- **EXERCISE INSTRUCTIONS**: Identify the lines that contain the string "Average" and copy all of them.

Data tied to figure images
☆ ☆ ☆ ☆ ☆

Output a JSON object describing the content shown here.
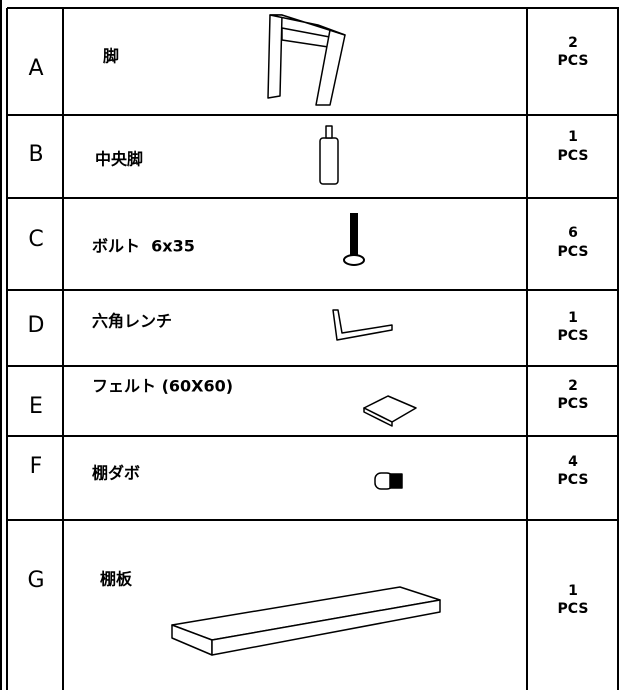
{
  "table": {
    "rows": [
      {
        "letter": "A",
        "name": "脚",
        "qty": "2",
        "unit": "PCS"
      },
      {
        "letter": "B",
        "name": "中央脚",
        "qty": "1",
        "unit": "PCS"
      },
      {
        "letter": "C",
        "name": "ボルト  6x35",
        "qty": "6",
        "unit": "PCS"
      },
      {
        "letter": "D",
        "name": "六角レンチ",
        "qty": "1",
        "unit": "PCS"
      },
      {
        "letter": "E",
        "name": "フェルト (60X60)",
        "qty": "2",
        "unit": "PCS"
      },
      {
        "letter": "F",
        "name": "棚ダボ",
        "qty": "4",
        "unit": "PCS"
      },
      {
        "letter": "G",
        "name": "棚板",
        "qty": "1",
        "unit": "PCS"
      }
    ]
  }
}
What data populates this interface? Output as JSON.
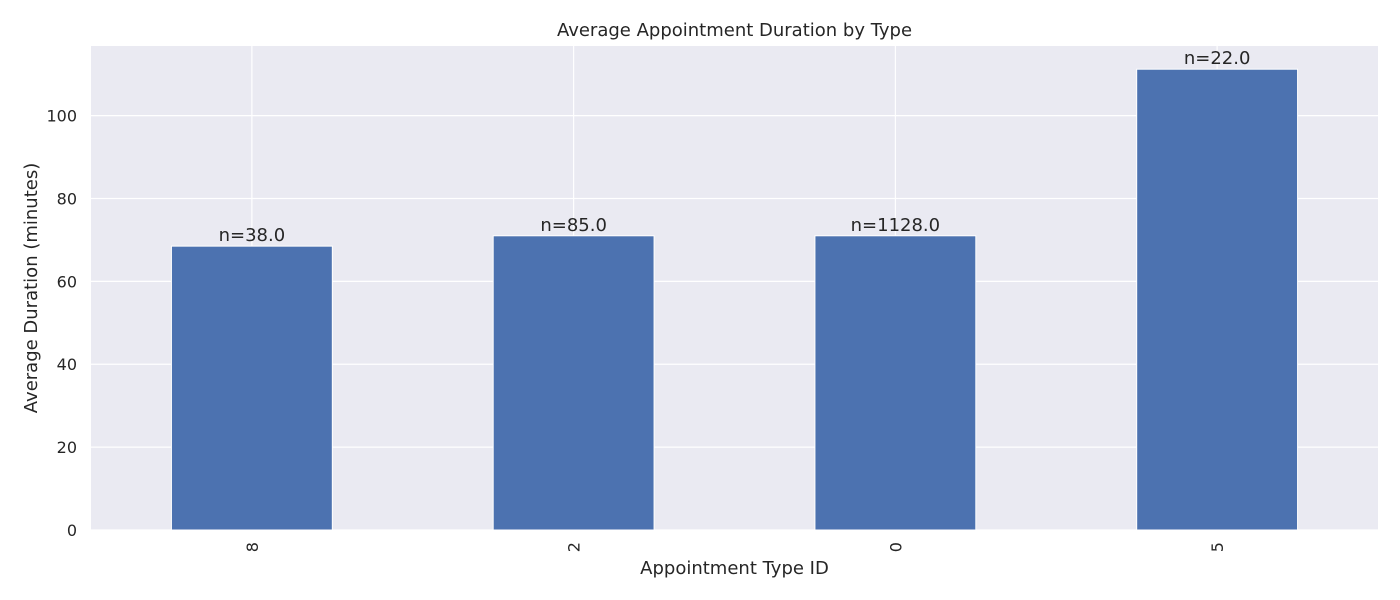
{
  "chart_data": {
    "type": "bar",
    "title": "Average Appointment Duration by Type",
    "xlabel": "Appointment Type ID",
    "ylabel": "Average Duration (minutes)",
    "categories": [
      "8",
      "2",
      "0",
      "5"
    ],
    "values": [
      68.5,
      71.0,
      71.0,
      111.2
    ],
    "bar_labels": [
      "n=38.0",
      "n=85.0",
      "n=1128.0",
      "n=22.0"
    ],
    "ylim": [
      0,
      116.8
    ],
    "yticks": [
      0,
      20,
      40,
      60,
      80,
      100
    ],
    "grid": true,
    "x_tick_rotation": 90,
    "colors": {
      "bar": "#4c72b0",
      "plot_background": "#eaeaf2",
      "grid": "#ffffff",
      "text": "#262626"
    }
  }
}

☆ ☆ ☆ ☆ ☆

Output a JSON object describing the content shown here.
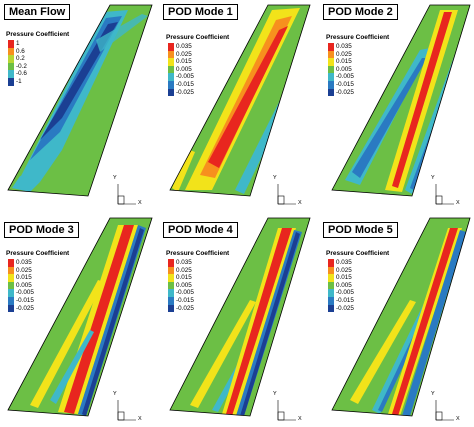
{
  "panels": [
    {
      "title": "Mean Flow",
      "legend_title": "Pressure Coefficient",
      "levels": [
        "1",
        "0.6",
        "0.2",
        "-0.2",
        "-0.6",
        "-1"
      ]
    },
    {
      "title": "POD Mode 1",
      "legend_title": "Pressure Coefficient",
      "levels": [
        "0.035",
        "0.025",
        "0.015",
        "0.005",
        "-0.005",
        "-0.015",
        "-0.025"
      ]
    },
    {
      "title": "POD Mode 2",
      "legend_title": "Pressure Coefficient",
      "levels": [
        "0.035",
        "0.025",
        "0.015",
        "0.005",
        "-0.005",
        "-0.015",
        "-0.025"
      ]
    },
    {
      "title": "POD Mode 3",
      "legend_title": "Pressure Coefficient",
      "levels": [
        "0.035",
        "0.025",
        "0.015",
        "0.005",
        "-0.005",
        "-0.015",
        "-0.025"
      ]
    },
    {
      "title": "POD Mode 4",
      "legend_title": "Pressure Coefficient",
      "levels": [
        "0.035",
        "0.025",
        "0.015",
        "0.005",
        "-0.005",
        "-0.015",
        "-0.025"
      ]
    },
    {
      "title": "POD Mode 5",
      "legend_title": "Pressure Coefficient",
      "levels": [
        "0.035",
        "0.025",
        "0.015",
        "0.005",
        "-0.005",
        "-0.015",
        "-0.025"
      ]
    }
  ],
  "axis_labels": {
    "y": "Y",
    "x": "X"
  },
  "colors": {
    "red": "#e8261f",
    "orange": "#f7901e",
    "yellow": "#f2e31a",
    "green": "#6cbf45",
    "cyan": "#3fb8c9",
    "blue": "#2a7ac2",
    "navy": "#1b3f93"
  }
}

☆ ☆ ☆ ☆ ☆

- **WORKED ANSWER**:
    "title": "Average Appointment Duration by Type",
    "ylabel": "Average Duration (minutes)",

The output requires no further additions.